### Extracted records
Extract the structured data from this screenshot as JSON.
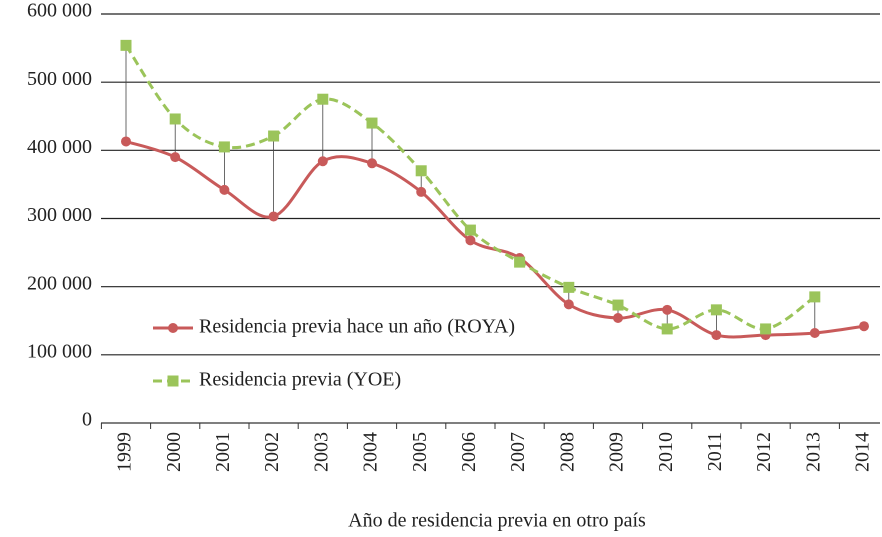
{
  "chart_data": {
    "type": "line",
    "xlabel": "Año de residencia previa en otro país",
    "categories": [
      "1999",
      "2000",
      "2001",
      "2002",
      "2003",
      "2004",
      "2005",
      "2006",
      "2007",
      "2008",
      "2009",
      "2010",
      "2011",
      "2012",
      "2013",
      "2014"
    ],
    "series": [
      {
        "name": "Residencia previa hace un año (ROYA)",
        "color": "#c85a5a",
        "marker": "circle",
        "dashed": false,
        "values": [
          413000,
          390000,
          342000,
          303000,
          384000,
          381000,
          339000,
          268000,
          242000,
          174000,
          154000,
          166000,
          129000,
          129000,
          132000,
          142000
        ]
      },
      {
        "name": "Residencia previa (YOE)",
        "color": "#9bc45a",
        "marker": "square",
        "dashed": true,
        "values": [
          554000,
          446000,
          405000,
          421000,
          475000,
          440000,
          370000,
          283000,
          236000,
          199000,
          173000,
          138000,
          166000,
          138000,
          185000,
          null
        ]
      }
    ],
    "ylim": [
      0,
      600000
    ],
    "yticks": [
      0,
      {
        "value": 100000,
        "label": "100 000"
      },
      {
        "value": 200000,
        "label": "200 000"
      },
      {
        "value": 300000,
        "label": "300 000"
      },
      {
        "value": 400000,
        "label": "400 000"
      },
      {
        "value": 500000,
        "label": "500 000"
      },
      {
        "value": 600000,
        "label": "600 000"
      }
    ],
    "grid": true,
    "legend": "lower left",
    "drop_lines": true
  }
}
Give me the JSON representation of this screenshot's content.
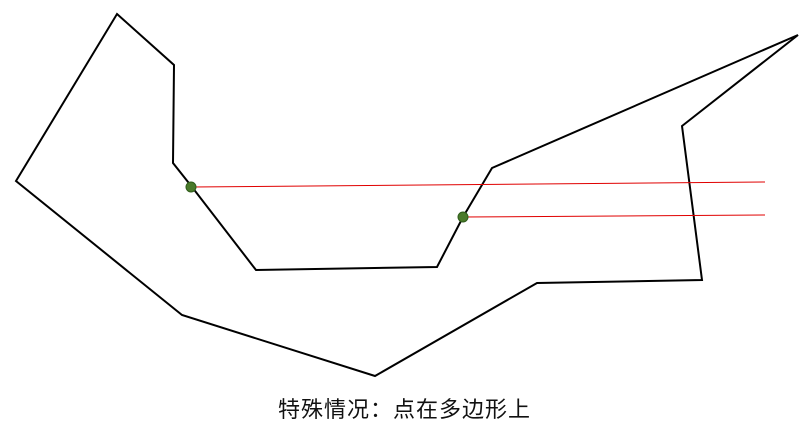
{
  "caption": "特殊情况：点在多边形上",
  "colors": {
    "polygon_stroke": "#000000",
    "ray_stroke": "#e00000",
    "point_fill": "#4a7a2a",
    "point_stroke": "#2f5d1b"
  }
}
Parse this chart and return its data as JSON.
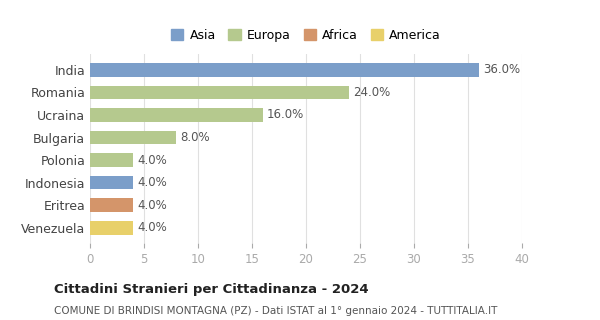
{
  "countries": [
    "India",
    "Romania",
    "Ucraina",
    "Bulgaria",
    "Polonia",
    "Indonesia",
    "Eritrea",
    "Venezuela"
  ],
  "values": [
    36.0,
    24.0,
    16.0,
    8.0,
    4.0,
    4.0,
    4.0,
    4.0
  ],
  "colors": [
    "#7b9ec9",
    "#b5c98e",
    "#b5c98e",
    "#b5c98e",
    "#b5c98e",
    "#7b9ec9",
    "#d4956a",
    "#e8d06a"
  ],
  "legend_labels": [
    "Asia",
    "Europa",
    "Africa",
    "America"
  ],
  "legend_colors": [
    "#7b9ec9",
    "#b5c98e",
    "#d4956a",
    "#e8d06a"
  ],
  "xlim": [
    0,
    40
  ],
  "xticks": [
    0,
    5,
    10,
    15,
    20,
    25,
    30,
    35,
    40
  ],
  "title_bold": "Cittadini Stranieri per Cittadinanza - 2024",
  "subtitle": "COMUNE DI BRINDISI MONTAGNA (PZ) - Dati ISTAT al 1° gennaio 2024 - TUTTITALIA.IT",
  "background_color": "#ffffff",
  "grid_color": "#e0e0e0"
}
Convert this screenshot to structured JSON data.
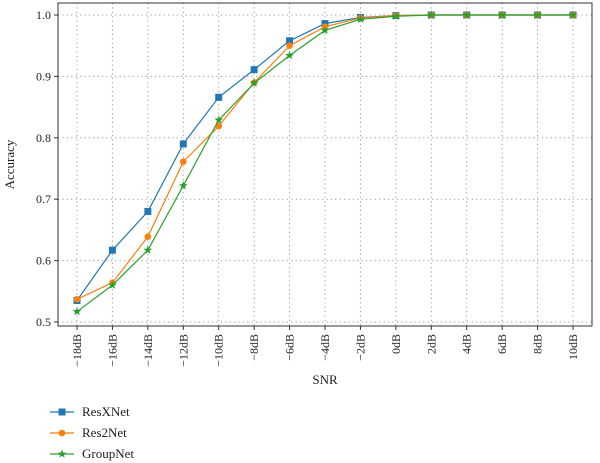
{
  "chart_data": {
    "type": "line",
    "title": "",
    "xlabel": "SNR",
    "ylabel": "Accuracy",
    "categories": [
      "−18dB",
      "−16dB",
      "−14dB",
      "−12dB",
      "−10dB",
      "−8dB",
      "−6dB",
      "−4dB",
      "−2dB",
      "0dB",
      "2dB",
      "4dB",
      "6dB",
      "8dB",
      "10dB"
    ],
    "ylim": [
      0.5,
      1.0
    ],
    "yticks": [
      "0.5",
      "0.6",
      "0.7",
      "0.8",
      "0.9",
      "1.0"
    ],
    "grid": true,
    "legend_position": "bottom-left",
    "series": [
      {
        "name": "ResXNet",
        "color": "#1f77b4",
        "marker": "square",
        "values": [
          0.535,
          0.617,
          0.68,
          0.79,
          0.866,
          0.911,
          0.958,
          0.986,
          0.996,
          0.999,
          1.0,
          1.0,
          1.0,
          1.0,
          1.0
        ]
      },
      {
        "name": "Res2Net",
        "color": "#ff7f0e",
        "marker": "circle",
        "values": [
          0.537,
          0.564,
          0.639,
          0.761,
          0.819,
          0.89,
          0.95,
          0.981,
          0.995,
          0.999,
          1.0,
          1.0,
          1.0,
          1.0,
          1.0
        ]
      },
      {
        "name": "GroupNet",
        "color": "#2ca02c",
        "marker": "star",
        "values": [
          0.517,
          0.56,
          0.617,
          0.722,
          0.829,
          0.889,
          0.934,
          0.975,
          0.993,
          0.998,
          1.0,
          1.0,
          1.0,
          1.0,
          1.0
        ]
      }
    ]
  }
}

### Directions
In the records above, how many lines contain the string "structured"? State that number only.

### Solution below
2